## Exercise instructions
Quote the listing below in its entirety.

-----

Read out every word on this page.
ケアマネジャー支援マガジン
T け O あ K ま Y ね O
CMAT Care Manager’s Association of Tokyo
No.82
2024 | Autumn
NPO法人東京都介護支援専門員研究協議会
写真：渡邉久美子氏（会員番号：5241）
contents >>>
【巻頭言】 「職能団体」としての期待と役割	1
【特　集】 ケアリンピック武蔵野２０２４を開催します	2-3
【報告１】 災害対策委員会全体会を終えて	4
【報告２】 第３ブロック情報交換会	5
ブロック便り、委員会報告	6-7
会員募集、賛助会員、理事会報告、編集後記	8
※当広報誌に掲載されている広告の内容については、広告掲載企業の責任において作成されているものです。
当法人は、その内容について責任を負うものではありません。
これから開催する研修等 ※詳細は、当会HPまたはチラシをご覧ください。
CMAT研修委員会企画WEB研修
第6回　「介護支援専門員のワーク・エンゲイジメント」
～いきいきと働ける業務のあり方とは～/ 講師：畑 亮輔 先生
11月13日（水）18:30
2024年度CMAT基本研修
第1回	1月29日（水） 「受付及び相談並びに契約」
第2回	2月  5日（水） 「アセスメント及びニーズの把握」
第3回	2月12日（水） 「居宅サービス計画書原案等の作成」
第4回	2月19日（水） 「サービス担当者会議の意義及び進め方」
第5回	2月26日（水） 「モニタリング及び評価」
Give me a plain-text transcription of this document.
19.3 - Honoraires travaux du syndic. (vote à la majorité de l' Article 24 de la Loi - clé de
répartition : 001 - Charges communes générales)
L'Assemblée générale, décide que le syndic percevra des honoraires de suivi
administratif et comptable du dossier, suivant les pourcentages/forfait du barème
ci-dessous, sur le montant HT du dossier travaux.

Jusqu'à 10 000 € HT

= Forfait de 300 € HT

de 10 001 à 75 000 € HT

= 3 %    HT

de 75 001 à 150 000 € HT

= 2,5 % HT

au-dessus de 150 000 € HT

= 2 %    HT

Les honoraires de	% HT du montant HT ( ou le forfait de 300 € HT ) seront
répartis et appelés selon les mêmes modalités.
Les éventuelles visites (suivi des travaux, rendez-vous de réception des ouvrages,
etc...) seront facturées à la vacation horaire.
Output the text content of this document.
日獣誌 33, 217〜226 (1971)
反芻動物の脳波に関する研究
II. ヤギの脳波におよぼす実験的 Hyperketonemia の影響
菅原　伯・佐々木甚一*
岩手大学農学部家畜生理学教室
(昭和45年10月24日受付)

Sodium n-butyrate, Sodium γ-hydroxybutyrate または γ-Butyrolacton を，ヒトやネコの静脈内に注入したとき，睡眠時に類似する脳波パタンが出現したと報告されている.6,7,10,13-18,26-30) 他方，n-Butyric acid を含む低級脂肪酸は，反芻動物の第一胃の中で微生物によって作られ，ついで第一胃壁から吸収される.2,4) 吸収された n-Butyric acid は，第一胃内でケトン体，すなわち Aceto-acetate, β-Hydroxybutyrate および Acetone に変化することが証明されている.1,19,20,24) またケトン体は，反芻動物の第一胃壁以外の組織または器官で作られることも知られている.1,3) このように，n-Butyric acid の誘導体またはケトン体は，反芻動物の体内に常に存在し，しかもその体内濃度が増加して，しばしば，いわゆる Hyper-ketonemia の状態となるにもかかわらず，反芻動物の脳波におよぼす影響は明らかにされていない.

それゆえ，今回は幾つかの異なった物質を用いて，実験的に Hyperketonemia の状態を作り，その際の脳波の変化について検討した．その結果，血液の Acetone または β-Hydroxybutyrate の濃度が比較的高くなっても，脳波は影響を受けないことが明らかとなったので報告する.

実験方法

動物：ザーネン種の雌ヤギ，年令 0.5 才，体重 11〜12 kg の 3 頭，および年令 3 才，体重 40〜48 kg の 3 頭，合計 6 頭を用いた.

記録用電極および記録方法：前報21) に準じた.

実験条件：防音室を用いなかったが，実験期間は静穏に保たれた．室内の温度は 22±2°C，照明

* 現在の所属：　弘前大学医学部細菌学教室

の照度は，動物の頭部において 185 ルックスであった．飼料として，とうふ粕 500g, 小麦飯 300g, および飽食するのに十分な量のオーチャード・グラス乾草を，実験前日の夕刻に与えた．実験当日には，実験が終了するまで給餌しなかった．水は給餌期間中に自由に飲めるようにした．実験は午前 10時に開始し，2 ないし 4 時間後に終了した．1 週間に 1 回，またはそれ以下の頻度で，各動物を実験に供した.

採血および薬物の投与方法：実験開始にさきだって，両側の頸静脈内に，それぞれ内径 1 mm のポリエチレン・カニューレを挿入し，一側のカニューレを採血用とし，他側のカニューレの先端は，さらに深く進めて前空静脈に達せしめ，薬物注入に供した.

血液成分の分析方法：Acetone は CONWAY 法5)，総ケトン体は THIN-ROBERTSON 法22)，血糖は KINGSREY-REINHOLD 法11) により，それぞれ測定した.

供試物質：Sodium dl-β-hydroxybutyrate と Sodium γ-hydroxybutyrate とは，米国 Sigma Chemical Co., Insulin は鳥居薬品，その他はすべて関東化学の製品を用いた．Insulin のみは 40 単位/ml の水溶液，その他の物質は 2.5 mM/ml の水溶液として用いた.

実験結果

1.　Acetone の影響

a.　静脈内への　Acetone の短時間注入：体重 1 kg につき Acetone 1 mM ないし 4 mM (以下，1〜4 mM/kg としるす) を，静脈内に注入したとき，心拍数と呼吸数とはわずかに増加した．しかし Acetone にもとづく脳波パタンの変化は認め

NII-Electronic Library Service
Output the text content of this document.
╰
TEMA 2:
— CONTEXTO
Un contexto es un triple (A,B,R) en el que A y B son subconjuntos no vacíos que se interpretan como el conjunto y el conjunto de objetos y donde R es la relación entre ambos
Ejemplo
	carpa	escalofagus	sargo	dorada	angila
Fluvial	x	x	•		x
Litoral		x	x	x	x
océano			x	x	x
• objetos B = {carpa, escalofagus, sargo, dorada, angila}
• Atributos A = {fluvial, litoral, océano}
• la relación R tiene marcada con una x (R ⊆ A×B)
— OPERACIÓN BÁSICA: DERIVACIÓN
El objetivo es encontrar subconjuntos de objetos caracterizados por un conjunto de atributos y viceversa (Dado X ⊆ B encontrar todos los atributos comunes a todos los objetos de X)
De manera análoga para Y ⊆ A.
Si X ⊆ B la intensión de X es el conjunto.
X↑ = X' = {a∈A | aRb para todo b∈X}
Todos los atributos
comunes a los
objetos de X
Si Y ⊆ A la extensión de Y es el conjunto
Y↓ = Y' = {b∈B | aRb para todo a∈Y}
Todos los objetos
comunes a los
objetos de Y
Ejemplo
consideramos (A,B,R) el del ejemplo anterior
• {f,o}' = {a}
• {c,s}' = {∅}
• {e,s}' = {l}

-----

## Right answer
Read out every word on this page.
ケアマネジャー支援マガジン
T け O あ K ま Y ね O
CMAT Care Manager’s Association of Tokyo
No.82
2024 | Autumn
NPO法人東京都介護支援専門員研究協議会
写真：渡邉久美子氏（会員番号：5241）
contents >>>
【巻頭言】 「職能団体」としての期待と役割	1
【特　集】 ケアリンピック武蔵野２０２４を開催します	2-3
【報告１】 災害対策委員会全体会を終えて	4
【報告２】 第３ブロック情報交換会	5
ブロック便り、委員会報告	6-7
会員募集、賛助会員、理事会報告、編集後記	8
※当広報誌に掲載されている広告の内容については、広告掲載企業の責任において作成されているものです。
当法人は、その内容について責任を負うものではありません。
これから開催する研修等 ※詳細は、当会HPまたはチラシをご覧ください。
CMAT研修委員会企画WEB研修
第6回　「介護支援専門員のワーク・エンゲイジメント」
～いきいきと働ける業務のあり方とは～/ 講師：畑 亮輔 先生
11月13日（水）18:30
2024年度CMAT基本研修
第1回	1月29日（水） 「受付及び相談並びに契約」
第2回	2月  5日（水） 「アセスメント及びニーズの把握」
第3回	2月12日（水） 「居宅サービス計画書原案等の作成」
第4回	2月19日（水） 「サービス担当者会議の意義及び進め方」
第5回	2月26日（水） 「モニタリング及び評価」
Give me a plain-text transcription of this document.
19.3 - Honoraires travaux du syndic. (vote à la majorité de l' Article 24 de la Loi - clé de
répartition : 001 - Charges communes générales)
L'Assemblée générale, décide que le syndic percevra des honoraires de suivi
administratif et comptable du dossier, suivant les pourcentages/forfait du barème
ci-dessous, sur le montant HT du dossier travaux.

Jusqu'à 10 000 € HT

= Forfait de 300 € HT

de 10 001 à 75 000 € HT

= 3 %    HT

de 75 001 à 150 000 € HT

= 2,5 % HT

au-dessus de 150 000 € HT

= 2 %    HT

Les honoraires de	% HT du montant HT ( ou le forfait de 300 € HT ) seront
répartis et appelés selon les mêmes modalités.
Les éventuelles visites (suivi des travaux, rendez-vous de réception des ouvrages,
etc...) seront facturées à la vacation horaire.
Output the text content of this document.
日獣誌 33, 217〜226 (1971)
反芻動物の脳波に関する研究
II. ヤギの脳波におよぼす実験的 Hyperketonemia の影響
菅原　伯・佐々木甚一*
岩手大学農学部家畜生理学教室
(昭和45年10月24日受付)

Sodium n-butyrate, Sodium γ-hydroxybutyrate または γ-Butyrolacton を，ヒトやネコの静脈内に注入したとき，睡眠時に類似する脳波パタンが出現したと報告されている.6,7,10,13-18,26-30) 他方，n-Butyric acid を含む低級脂肪酸は，反芻動物の第一胃の中で微生物によって作られ，ついで第一胃壁から吸収される.2,4) 吸収された n-Butyric acid は，第一胃内でケトン体，すなわち Aceto-acetate, β-Hydroxybutyrate および Acetone に変化することが証明されている.1,19,20,24) またケトン体は，反芻動物の第一胃壁以外の組織または器官で作られることも知られている.1,3) このように，n-Butyric acid の誘導体またはケトン体は，反芻動物の体内に常に存在し，しかもその体内濃度が増加して，しばしば，いわゆる Hyper-ketonemia の状態となるにもかかわらず，反芻動物の脳波におよぼす影響は明らかにされていない.

それゆえ，今回は幾つかの異なった物質を用いて，実験的に Hyperketonemia の状態を作り，その際の脳波の変化について検討した．その結果，血液の Acetone または β-Hydroxybutyrate の濃度が比較的高くなっても，脳波は影響を受けないことが明らかとなったので報告する.

実験方法

動物：ザーネン種の雌ヤギ，年令 0.5 才，体重 11〜12 kg の 3 頭，および年令 3 才，体重 40〜48 kg の 3 頭，合計 6 頭を用いた.

記録用電極および記録方法：前報21) に準じた.

実験条件：防音室を用いなかったが，実験期間は静穏に保たれた．室内の温度は 22±2°C，照明

* 現在の所属：　弘前大学医学部細菌学教室

の照度は，動物の頭部において 185 ルックスであった．飼料として，とうふ粕 500g, 小麦飯 300g, および飽食するのに十分な量のオーチャード・グラス乾草を，実験前日の夕刻に与えた．実験当日には，実験が終了するまで給餌しなかった．水は給餌期間中に自由に飲めるようにした．実験は午前 10時に開始し，2 ないし 4 時間後に終了した．1 週間に 1 回，またはそれ以下の頻度で，各動物を実験に供した.

採血および薬物の投与方法：実験開始にさきだって，両側の頸静脈内に，それぞれ内径 1 mm のポリエチレン・カニューレを挿入し，一側のカニューレを採血用とし，他側のカニューレの先端は，さらに深く進めて前空静脈に達せしめ，薬物注入に供した.

血液成分の分析方法：Acetone は CONWAY 法5)，総ケトン体は THIN-ROBERTSON 法22)，血糖は KINGSREY-REINHOLD 法11) により，それぞれ測定した.

供試物質：Sodium dl-β-hydroxybutyrate と Sodium γ-hydroxybutyrate とは，米国 Sigma Chemical Co., Insulin は鳥居薬品，その他はすべて関東化学の製品を用いた．Insulin のみは 40 単位/ml の水溶液，その他の物質は 2.5 mM/ml の水溶液として用いた.

実験結果

1.　Acetone の影響

a.　静脈内への　Acetone の短時間注入：体重 1 kg につき Acetone 1 mM ないし 4 mM (以下，1〜4 mM/kg としるす) を，静脈内に注入したとき，心拍数と呼吸数とはわずかに増加した．しかし Acetone にもとづく脳波パタンの変化は認め

NII-Electronic Library Service
Output the text content of this document.
╰
TEMA 2:
— CONTEXTO
Un contexto es un triple (A,B,R) en el que A y B son subconjuntos no vacíos que se interpretan como el conjunto y el conjunto de objetos y donde R es la relación entre ambos
Ejemplo
	carpa	escalofagus	sargo	dorada	angila
Fluvial	x	x	•		x
Litoral		x	x	x	x
océano			x	x	x
• objetos B = {carpa, escalofagus, sargo, dorada, angila}
• Atributos A = {fluvial, litoral, océano}
• la relación R tiene marcada con una x (R ⊆ A×B)
— OPERACIÓN BÁSICA: DERIVACIÓN
El objetivo es encontrar subconjuntos de objetos caracterizados por un conjunto de atributos y viceversa (Dado X ⊆ B encontrar todos los atributos comunes a todos los objetos de X)
De manera análoga para Y ⊆ A.
Si X ⊆ B la intensión de X es el conjunto.
X↑ = X' = {a∈A | aRb para todo b∈X}
Todos los atributos
comunes a los
objetos de X
Si Y ⊆ A la extensión de Y es el conjunto
Y↓ = Y' = {b∈B | aRb para todo a∈Y}
Todos los objetos
comunes a los
objetos de Y
Ejemplo
consideramos (A,B,R) el del ejemplo anterior
• {f,o}' = {a}
• {c,s}' = {∅}
• {e,s}' = {l}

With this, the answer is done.